##### DATASET RECORDS
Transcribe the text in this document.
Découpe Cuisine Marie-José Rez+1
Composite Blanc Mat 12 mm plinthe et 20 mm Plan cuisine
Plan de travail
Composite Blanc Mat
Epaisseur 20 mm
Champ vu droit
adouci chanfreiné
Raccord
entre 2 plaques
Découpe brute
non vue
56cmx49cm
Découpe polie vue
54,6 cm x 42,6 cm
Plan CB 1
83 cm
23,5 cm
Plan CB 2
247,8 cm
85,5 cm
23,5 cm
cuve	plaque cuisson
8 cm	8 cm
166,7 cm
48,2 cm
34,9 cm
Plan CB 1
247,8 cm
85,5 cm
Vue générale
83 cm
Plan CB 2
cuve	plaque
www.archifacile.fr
##########
WHAT YOU WILL DO | Repeat the data exactly. Leave nothing out.

PROBLEM SOLUTION |
Transcribe the text in this document.
Découpe Cuisine Marie-José Rez+1
Composite Blanc Mat 12 mm plinthe et 20 mm Plan cuisine
Plan de travail
Composite Blanc Mat
Epaisseur 20 mm
Champ vu droit
adouci chanfreiné
Raccord
entre 2 plaques
Découpe brute
non vue
56cmx49cm
Découpe polie vue
54,6 cm x 42,6 cm
Plan CB 1
83 cm
23,5 cm
Plan CB 2
247,8 cm
85,5 cm
23,5 cm
cuve	plaque cuisson
8 cm	8 cm
166,7 cm
48,2 cm
34,9 cm
Plan CB 1
247,8 cm
85,5 cm
Vue générale
83 cm
Plan CB 2
cuve	plaque
www.archifacile.fr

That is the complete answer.